─── Data to use

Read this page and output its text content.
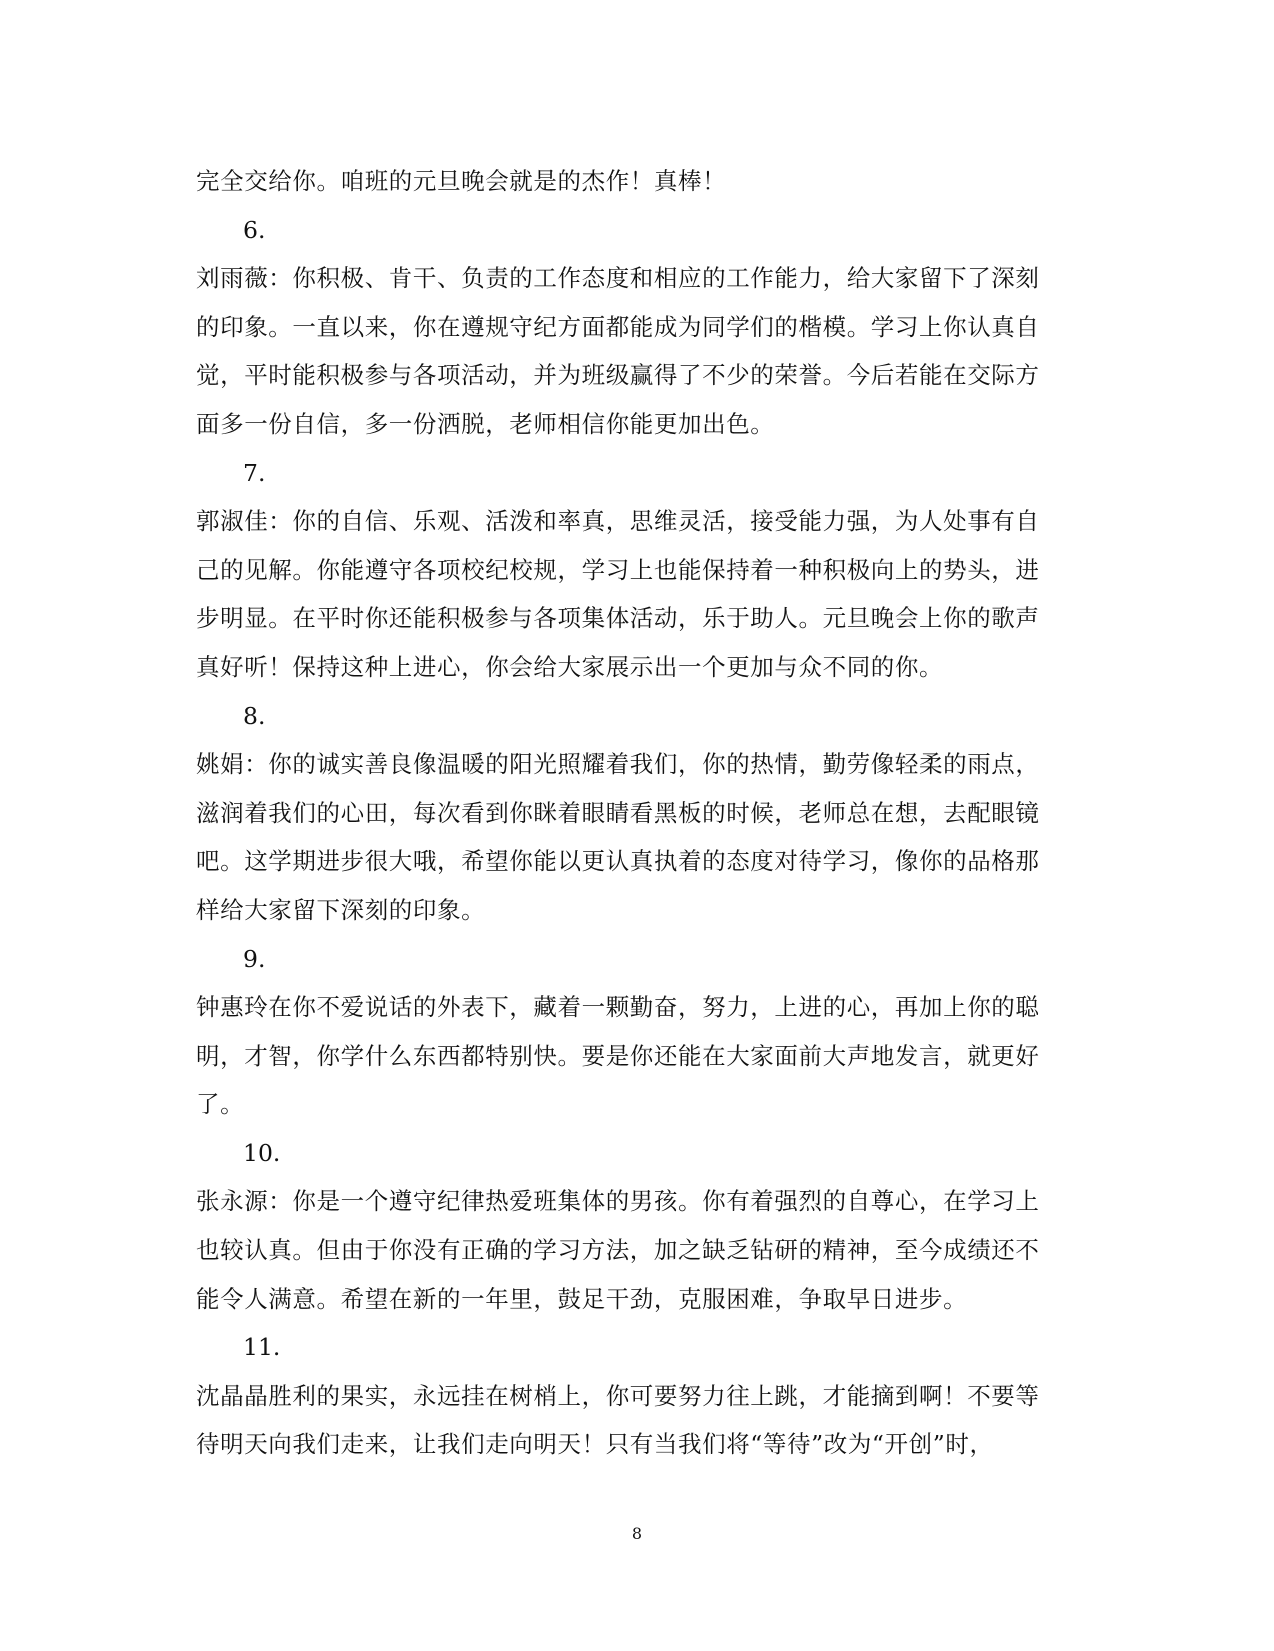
完全交给你。咱班的元旦晚会就是的杰作！真棒！
6.
刘雨薇：你积极、肯干、负责的工作态度和相应的工作能力，给大家留下了深刻
的印象。一直以来，你在遵规守纪方面都能成为同学们的楷模。学习上你认真自
觉，平时能积极参与各项活动，并为班级赢得了不少的荣誉。今后若能在交际方
面多一份自信，多一份洒脱，老师相信你能更加出色。
7.
郭淑佳：你的自信、乐观、活泼和率真，思维灵活，接受能力强，为人处事有自
己的见解。你能遵守各项校纪校规，学习上也能保持着一种积极向上的势头，进
步明显。在平时你还能积极参与各项集体活动，乐于助人。元旦晚会上你的歌声
真好听！保持这种上进心，你会给大家展示出一个更加与众不同的你。
8.
姚娟：你的诚实善良像温暖的阳光照耀着我们，你的热情，勤劳像轻柔的雨点，
滋润着我们的心田，每次看到你眯着眼睛看黑板的时候，老师总在想，去配眼镜
吧。这学期进步很大哦，希望你能以更认真执着的态度对待学习，像你的品格那
样给大家留下深刻的印象。
9.
钟惠玲在你不爱说话的外表下，藏着一颗勤奋，努力，上进的心，再加上你的聪
明，才智，你学什么东西都特别快。要是你还能在大家面前大声地发言，就更好
了。
10.
张永源：你是一个遵守纪律热爱班集体的男孩。你有着强烈的自尊心，在学习上
也较认真。但由于你没有正确的学习方法，加之缺乏钻研的精神，至今成绩还不
能令人满意。希望在新的一年里，鼓足干劲，克服困难，争取早日进步。
11.
沈晶晶胜利的果实，永远挂在树梢上，你可要努力往上跳，才能摘到啊！不要等
待明天向我们走来，让我们走向明天！只有当我们将“等待”改为“开创”时，
8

──────

• _Set task_:
Each record above should be copied character for character, with pictures dropped.

• _Result of this exercise_:
Read this page and output its text content.
完全交给你。咱班的元旦晚会就是的杰作！真棒！
6.
刘雨薇：你积极、肯干、负责的工作态度和相应的工作能力，给大家留下了深刻
的印象。一直以来，你在遵规守纪方面都能成为同学们的楷模。学习上你认真自
觉，平时能积极参与各项活动，并为班级赢得了不少的荣誉。今后若能在交际方
面多一份自信，多一份洒脱，老师相信你能更加出色。
7.
郭淑佳：你的自信、乐观、活泼和率真，思维灵活，接受能力强，为人处事有自
己的见解。你能遵守各项校纪校规，学习上也能保持着一种积极向上的势头，进
步明显。在平时你还能积极参与各项集体活动，乐于助人。元旦晚会上你的歌声
真好听！保持这种上进心，你会给大家展示出一个更加与众不同的你。
8.
姚娟：你的诚实善良像温暖的阳光照耀着我们，你的热情，勤劳像轻柔的雨点，
滋润着我们的心田，每次看到你眯着眼睛看黑板的时候，老师总在想，去配眼镜
吧。这学期进步很大哦，希望你能以更认真执着的态度对待学习，像你的品格那
样给大家留下深刻的印象。
9.
钟惠玲在你不爱说话的外表下，藏着一颗勤奋，努力，上进的心，再加上你的聪
明，才智，你学什么东西都特别快。要是你还能在大家面前大声地发言，就更好
了。
10.
张永源：你是一个遵守纪律热爱班集体的男孩。你有着强烈的自尊心，在学习上
也较认真。但由于你没有正确的学习方法，加之缺乏钻研的精神，至今成绩还不
能令人满意。希望在新的一年里，鼓足干劲，克服困难，争取早日进步。
11.
沈晶晶胜利的果实，永远挂在树梢上，你可要努力往上跳，才能摘到啊！不要等
待明天向我们走来，让我们走向明天！只有当我们将“等待”改为“开创”时，
8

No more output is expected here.